[Your goal]
Repeat all the records exactly, omitting pictures.
[Begin]
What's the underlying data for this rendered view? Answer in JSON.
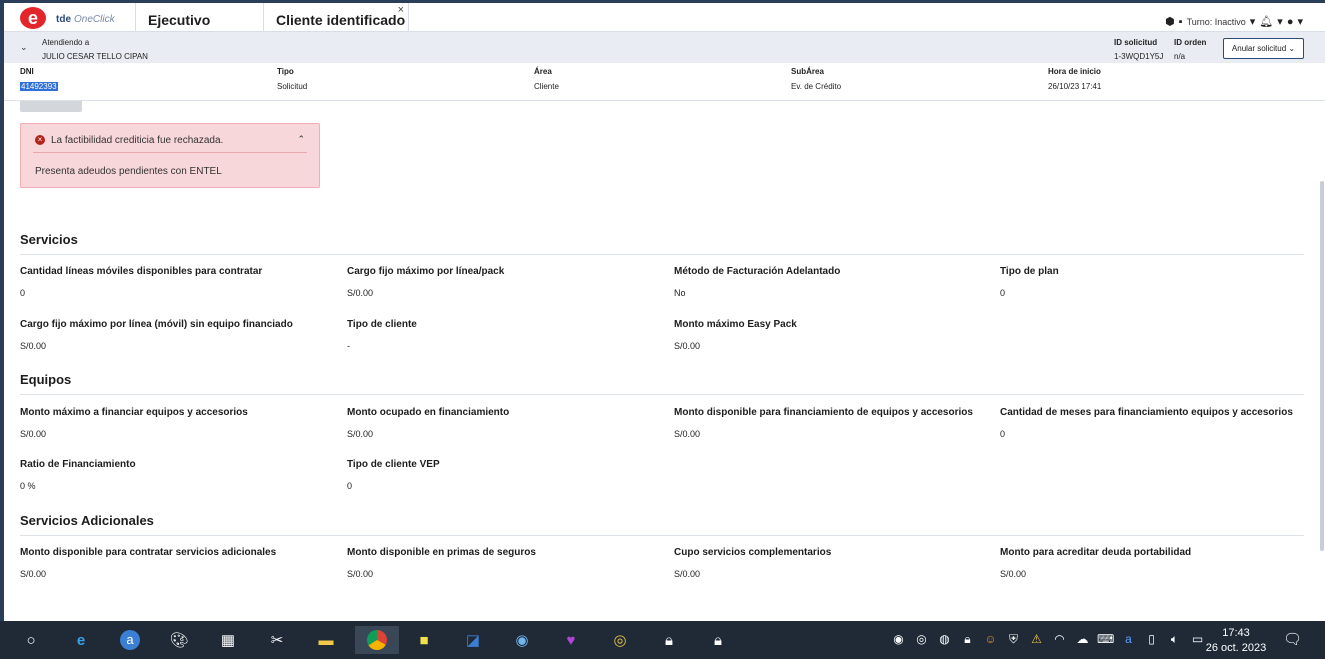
{
  "topbar": {
    "brand": "tde",
    "brand_sub": "OneClick",
    "tabs": [
      {
        "label": "Ejecutivo"
      },
      {
        "label": "Cliente identificado"
      }
    ],
    "tab_close": "×",
    "turno": "Turno: Inactivo"
  },
  "attending": {
    "label": "Atendiendo a",
    "name": "JULIO CESAR TELLO CIPAN",
    "id_solicitud_label": "ID solicitud",
    "id_solicitud": "1-3WQD1Y5J",
    "id_orden_label": "ID orden",
    "id_orden": "n/a",
    "anular_label": "Anular solicitud"
  },
  "info": {
    "dni_label": "DNI",
    "dni": "41492393",
    "tipo_label": "Tipo",
    "tipo": "Solicitud",
    "area_label": "Área",
    "area": "Cliente",
    "subarea_label": "SubÁrea",
    "subarea": "Ev. de Crédito",
    "hora_label": "Hora de inicio",
    "hora": "26/10/23 17:41"
  },
  "alert": {
    "title": "La factibilidad crediticia fue rechazada.",
    "body": "Presenta adeudos pendientes con ENTEL"
  },
  "sections": {
    "servicios": {
      "title": "Servicios",
      "fields": [
        {
          "label": "Cantidad líneas móviles disponibles para contratar",
          "value": "0"
        },
        {
          "label": "Cargo fijo máximo por línea/pack",
          "value": "S/0.00"
        },
        {
          "label": "Método de Facturación Adelantado",
          "value": "No"
        },
        {
          "label": "Tipo de plan",
          "value": "0"
        },
        {
          "label": "Cargo fijo máximo por línea (móvil) sin equipo financiado",
          "value": "S/0.00"
        },
        {
          "label": "Tipo de cliente",
          "value": "-"
        },
        {
          "label": "Monto máximo Easy Pack",
          "value": "S/0.00"
        }
      ]
    },
    "equipos": {
      "title": "Equipos",
      "fields": [
        {
          "label": "Monto máximo a financiar equipos y accesorios",
          "value": "S/0.00"
        },
        {
          "label": "Monto ocupado en financiamiento",
          "value": "S/0.00"
        },
        {
          "label": "Monto disponible para financiamiento de equipos y accesorios",
          "value": "S/0.00"
        },
        {
          "label": "Cantidad de meses para financiamiento equipos y accesorios",
          "value": "0"
        },
        {
          "label": "Ratio de Financiamiento",
          "value": "0 %"
        },
        {
          "label": "Tipo de cliente VEP",
          "value": "0"
        }
      ]
    },
    "adicionales": {
      "title": "Servicios Adicionales",
      "fields": [
        {
          "label": "Monto disponible para contratar servicios adicionales",
          "value": "S/0.00"
        },
        {
          "label": "Monto disponible en primas de seguros",
          "value": "S/0.00"
        },
        {
          "label": "Cupo servicios complementarios",
          "value": "S/0.00"
        },
        {
          "label": "Monto para acreditar deuda portabilidad",
          "value": "S/0.00"
        }
      ]
    }
  },
  "taskbar": {
    "time": "17:43",
    "date": "26 oct. 2023"
  }
}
[End]
[Exercise solution]
What's the underlying data for this rendered view? Answer in JSON.
{
  "topbar": {
    "brand": "tde",
    "brand_sub": "OneClick",
    "tabs": [
      {
        "label": "Ejecutivo"
      },
      {
        "label": "Cliente identificado"
      }
    ],
    "tab_close": "×",
    "turno": "Turno: Inactivo"
  },
  "attending": {
    "label": "Atendiendo a",
    "name": "JULIO CESAR TELLO CIPAN",
    "id_solicitud_label": "ID solicitud",
    "id_solicitud": "1-3WQD1Y5J",
    "id_orden_label": "ID orden",
    "id_orden": "n/a",
    "anular_label": "Anular solicitud"
  },
  "info": {
    "dni_label": "DNI",
    "dni": "41492393",
    "tipo_label": "Tipo",
    "tipo": "Solicitud",
    "area_label": "Área",
    "area": "Cliente",
    "subarea_label": "SubÁrea",
    "subarea": "Ev. de Crédito",
    "hora_label": "Hora de inicio",
    "hora": "26/10/23 17:41"
  },
  "alert": {
    "title": "La factibilidad crediticia fue rechazada.",
    "body": "Presenta adeudos pendientes con ENTEL"
  },
  "sections": {
    "servicios": {
      "title": "Servicios",
      "fields": [
        {
          "label": "Cantidad líneas móviles disponibles para contratar",
          "value": "0"
        },
        {
          "label": "Cargo fijo máximo por línea/pack",
          "value": "S/0.00"
        },
        {
          "label": "Método de Facturación Adelantado",
          "value": "No"
        },
        {
          "label": "Tipo de plan",
          "value": "0"
        },
        {
          "label": "Cargo fijo máximo por línea (móvil) sin equipo financiado",
          "value": "S/0.00"
        },
        {
          "label": "Tipo de cliente",
          "value": "-"
        },
        {
          "label": "Monto máximo Easy Pack",
          "value": "S/0.00"
        }
      ]
    },
    "equipos": {
      "title": "Equipos",
      "fields": [
        {
          "label": "Monto máximo a financiar equipos y accesorios",
          "value": "S/0.00"
        },
        {
          "label": "Monto ocupado en financiamiento",
          "value": "S/0.00"
        },
        {
          "label": "Monto disponible para financiamiento de equipos y accesorios",
          "value": "S/0.00"
        },
        {
          "label": "Cantidad de meses para financiamiento equipos y accesorios",
          "value": "0"
        },
        {
          "label": "Ratio de Financiamiento",
          "value": "0 %"
        },
        {
          "label": "Tipo de cliente VEP",
          "value": "0"
        }
      ]
    },
    "adicionales": {
      "title": "Servicios Adicionales",
      "fields": [
        {
          "label": "Monto disponible para contratar servicios adicionales",
          "value": "S/0.00"
        },
        {
          "label": "Monto disponible en primas de seguros",
          "value": "S/0.00"
        },
        {
          "label": "Cupo servicios complementarios",
          "value": "S/0.00"
        },
        {
          "label": "Monto para acreditar deuda portabilidad",
          "value": "S/0.00"
        }
      ]
    }
  },
  "taskbar": {
    "time": "17:43",
    "date": "26 oct. 2023"
  }
}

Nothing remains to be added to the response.